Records
+ + + +
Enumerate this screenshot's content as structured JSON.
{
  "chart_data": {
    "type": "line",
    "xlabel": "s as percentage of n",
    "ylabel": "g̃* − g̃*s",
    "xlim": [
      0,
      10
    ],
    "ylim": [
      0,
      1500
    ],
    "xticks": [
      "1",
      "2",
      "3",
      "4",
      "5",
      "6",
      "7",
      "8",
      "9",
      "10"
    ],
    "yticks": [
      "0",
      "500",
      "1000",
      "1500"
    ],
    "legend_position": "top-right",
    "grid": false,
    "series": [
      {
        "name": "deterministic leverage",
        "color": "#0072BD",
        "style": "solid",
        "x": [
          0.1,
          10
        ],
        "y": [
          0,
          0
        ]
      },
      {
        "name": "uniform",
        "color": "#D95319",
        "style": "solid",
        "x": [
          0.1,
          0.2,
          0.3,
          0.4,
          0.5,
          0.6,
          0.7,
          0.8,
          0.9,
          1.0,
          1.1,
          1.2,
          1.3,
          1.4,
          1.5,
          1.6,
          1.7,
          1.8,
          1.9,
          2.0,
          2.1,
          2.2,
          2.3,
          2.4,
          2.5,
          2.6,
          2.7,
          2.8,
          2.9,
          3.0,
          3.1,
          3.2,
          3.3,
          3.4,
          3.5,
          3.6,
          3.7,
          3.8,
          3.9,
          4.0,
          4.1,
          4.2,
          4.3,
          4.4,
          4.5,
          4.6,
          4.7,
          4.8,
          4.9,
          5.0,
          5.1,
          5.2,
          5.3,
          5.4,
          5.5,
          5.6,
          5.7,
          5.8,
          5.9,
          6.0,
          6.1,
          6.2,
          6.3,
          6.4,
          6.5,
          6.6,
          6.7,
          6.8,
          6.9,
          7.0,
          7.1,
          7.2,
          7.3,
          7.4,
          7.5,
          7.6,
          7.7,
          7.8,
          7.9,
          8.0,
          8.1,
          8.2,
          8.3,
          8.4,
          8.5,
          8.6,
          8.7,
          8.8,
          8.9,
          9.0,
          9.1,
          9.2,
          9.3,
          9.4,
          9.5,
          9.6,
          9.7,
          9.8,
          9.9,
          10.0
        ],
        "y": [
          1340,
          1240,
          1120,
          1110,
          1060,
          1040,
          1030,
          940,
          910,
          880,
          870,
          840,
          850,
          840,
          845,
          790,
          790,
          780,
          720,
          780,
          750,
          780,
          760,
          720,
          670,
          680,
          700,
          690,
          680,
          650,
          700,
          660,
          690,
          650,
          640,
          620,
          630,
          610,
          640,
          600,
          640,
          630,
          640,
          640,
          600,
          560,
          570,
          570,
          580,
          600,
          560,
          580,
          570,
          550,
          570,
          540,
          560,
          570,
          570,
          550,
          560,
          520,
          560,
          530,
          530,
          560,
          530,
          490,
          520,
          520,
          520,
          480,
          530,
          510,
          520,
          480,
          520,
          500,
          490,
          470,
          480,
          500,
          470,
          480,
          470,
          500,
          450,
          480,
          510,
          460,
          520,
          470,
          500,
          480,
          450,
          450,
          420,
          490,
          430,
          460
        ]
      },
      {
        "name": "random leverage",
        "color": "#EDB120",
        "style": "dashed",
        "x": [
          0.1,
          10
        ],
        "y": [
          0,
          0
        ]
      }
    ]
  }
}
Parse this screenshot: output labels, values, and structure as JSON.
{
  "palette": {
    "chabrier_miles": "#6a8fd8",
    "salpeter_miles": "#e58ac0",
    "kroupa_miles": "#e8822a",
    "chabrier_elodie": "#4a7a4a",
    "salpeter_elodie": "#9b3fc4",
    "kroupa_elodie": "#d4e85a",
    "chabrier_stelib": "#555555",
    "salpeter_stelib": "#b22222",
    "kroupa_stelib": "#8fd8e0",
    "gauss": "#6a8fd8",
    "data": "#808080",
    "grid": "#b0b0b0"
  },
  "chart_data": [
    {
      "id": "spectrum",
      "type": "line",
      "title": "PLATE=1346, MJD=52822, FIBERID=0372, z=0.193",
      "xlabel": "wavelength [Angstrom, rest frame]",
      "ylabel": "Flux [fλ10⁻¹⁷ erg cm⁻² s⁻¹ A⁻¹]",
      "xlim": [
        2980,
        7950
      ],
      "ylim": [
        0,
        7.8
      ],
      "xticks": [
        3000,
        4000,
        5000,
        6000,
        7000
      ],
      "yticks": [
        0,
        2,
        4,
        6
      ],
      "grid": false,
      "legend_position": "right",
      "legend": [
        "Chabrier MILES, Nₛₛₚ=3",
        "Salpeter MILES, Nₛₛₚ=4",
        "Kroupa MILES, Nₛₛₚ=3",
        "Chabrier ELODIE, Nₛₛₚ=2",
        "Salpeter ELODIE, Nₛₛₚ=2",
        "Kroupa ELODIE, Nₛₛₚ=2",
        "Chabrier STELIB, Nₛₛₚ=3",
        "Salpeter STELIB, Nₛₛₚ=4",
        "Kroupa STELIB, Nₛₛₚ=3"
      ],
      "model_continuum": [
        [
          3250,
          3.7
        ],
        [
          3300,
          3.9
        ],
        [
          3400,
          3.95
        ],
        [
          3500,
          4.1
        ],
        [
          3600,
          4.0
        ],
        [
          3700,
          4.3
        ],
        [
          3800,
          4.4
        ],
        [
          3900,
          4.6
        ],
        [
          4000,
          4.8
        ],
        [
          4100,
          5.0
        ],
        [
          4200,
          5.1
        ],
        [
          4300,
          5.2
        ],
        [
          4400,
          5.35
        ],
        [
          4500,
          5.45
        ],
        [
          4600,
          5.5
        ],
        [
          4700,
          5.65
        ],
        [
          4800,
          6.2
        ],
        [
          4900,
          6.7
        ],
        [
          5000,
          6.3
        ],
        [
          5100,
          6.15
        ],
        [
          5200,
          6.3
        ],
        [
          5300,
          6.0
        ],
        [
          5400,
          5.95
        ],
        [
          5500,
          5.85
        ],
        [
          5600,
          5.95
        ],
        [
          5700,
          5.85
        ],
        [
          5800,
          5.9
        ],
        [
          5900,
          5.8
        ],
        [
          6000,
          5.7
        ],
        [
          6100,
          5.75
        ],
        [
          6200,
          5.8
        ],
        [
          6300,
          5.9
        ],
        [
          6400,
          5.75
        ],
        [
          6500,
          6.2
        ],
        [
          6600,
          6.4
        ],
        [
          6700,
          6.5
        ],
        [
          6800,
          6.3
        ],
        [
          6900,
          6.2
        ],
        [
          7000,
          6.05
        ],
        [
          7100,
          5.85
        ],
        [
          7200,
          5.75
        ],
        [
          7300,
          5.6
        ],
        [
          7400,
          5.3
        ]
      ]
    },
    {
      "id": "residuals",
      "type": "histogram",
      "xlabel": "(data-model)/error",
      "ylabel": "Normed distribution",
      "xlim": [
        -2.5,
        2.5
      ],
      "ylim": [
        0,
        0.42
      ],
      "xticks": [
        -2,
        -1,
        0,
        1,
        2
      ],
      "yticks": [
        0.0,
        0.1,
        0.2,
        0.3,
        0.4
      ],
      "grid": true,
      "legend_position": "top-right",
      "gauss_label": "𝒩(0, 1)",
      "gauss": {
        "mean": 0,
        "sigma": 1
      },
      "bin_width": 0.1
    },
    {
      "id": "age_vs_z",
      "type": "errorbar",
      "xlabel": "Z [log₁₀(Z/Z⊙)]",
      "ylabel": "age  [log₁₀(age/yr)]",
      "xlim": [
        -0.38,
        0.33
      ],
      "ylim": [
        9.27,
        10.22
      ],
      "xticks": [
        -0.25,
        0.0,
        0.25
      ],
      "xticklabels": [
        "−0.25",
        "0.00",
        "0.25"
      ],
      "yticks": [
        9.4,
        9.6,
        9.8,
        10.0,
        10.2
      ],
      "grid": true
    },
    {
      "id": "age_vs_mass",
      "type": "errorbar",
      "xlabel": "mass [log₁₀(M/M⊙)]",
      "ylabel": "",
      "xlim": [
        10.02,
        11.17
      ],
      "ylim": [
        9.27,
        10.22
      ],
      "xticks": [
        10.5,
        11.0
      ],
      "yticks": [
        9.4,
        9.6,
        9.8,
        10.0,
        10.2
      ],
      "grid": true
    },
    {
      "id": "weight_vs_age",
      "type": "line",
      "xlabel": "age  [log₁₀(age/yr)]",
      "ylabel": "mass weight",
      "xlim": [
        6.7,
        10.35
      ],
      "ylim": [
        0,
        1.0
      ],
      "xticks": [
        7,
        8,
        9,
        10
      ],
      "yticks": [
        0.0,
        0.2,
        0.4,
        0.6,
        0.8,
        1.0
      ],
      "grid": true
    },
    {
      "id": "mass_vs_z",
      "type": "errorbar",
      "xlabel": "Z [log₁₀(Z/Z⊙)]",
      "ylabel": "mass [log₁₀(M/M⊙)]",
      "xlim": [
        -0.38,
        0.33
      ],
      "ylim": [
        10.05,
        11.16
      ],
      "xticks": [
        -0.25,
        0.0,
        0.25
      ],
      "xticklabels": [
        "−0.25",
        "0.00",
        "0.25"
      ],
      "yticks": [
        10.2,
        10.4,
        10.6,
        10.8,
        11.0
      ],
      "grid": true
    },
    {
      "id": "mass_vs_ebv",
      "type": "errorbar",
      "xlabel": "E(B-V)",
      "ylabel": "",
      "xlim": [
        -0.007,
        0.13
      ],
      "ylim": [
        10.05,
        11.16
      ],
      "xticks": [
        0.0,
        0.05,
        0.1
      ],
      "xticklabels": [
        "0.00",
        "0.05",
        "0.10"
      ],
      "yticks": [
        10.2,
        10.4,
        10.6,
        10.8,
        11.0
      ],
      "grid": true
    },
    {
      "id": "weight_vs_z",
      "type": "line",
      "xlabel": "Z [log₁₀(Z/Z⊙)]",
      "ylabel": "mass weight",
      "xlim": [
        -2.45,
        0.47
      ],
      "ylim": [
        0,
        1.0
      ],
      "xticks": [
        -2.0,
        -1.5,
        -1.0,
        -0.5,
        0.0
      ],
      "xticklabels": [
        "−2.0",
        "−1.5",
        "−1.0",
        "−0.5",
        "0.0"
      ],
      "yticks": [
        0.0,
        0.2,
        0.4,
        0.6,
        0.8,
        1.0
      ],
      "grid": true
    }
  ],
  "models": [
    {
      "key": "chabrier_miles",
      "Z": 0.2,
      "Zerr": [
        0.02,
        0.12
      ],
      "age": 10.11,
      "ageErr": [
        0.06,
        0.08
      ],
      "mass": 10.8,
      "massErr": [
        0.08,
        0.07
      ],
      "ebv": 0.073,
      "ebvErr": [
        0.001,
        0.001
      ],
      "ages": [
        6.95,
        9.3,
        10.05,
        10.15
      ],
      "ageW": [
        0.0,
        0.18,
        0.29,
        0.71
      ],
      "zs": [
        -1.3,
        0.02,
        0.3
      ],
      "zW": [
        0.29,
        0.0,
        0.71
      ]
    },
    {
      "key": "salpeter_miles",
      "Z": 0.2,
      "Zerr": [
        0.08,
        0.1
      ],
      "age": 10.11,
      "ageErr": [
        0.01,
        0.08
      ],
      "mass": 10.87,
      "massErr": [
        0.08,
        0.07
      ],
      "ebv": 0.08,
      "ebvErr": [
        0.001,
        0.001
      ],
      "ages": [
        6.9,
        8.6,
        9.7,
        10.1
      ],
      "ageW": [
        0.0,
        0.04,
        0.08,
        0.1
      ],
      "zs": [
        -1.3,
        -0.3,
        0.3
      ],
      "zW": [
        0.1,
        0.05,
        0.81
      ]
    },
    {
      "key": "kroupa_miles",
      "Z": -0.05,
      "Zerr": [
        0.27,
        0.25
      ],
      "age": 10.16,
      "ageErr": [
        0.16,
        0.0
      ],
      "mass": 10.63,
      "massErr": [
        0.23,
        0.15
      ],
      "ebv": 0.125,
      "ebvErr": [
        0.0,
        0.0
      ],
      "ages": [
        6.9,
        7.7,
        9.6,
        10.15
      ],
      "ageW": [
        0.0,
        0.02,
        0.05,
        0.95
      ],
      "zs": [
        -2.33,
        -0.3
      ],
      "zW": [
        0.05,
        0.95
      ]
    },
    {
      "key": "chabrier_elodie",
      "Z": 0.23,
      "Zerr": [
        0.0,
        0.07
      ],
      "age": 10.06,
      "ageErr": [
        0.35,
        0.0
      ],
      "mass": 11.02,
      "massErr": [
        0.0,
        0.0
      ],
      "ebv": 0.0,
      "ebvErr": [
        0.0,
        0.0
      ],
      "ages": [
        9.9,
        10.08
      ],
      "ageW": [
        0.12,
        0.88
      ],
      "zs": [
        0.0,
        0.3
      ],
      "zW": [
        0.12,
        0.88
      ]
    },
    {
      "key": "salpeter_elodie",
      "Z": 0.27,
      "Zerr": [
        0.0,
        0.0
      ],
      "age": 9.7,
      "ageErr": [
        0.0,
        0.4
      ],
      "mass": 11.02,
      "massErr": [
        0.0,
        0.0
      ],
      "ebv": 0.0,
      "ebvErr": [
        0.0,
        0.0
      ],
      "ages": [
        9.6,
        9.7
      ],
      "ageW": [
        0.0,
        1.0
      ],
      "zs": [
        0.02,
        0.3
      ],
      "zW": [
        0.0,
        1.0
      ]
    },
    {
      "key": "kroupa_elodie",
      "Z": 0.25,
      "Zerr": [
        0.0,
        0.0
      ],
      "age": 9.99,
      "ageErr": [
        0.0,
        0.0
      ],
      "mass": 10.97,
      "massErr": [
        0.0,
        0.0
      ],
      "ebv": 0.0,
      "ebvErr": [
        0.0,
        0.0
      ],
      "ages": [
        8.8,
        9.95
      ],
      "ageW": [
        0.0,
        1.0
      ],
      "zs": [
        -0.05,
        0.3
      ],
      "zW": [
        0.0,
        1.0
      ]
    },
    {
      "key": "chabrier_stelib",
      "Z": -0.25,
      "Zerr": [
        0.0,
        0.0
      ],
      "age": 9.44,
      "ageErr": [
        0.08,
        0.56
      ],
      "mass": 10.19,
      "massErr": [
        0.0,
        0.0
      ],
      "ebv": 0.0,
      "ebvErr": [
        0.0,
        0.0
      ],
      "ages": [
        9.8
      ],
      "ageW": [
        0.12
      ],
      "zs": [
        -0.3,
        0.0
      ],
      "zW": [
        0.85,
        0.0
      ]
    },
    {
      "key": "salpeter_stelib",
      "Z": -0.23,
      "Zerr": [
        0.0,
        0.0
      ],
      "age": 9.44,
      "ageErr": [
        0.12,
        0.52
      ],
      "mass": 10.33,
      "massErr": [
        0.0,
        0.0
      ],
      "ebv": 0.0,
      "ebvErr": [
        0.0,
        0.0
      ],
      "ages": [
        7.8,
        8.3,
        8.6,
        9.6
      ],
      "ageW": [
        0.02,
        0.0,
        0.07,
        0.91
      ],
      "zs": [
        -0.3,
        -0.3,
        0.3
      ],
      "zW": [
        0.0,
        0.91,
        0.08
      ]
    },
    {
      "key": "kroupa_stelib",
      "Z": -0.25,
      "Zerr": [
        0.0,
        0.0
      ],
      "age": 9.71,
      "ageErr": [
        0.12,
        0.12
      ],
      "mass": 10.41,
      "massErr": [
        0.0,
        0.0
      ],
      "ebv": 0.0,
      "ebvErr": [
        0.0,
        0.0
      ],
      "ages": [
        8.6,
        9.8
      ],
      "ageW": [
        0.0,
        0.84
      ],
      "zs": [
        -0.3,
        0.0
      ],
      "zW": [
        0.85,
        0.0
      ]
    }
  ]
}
+ + + +
_JOB_:
Copy out each line of the material that holds the word "log₁₀".

_ANSWER FOR THIS EXERCISE_:
      "xlabel": "Z [log₁₀(Z/Z⊙)]",
      "ylabel": "age  [log₁₀(age/yr)]",
      "xlabel": "mass [log₁₀(M/M⊙)]",
      "xlabel": "age  [log₁₀(age/yr)]",
      "xlabel": "Z [log₁₀(Z/Z⊙)]",
      "ylabel": "mass [log₁₀(M/M⊙)]",
      "xlabel": "Z [log₁₀(Z/Z⊙)]",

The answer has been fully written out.